***** ENTRIES PROVIDED *****

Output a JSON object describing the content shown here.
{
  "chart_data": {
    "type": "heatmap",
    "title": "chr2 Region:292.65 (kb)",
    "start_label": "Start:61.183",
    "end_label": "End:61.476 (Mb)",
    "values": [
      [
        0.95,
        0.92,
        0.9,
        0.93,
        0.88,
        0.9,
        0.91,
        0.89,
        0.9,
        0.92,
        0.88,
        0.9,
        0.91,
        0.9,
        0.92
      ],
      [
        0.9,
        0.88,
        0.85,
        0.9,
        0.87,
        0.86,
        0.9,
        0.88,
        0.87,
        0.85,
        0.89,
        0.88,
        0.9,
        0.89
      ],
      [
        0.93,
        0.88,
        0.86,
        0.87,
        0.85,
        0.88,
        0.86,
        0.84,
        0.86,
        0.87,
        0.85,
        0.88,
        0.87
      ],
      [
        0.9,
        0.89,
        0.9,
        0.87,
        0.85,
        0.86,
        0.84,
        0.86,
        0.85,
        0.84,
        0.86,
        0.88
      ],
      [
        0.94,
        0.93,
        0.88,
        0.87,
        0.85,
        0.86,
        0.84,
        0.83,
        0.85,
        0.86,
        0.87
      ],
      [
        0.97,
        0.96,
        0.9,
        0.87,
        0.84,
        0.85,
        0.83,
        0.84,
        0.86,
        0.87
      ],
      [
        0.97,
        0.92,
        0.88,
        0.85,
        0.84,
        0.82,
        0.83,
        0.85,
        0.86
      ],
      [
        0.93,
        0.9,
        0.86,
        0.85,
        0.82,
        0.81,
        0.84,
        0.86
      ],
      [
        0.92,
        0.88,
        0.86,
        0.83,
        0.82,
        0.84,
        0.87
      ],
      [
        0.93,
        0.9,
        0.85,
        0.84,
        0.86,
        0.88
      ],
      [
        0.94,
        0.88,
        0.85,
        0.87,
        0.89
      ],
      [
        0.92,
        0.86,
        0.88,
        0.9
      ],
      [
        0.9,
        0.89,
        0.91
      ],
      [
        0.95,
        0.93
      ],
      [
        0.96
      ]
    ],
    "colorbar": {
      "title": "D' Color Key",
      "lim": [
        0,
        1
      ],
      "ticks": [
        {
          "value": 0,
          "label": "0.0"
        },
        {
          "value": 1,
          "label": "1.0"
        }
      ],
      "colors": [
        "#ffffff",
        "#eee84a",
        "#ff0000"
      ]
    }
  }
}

*****

## STATED GOAL
Copy all lines from the material that contain "title".

## RESULT OF THE TASK
    "title": "chr2 Region:292.65 (kb)",
      "title": "D' Color Key",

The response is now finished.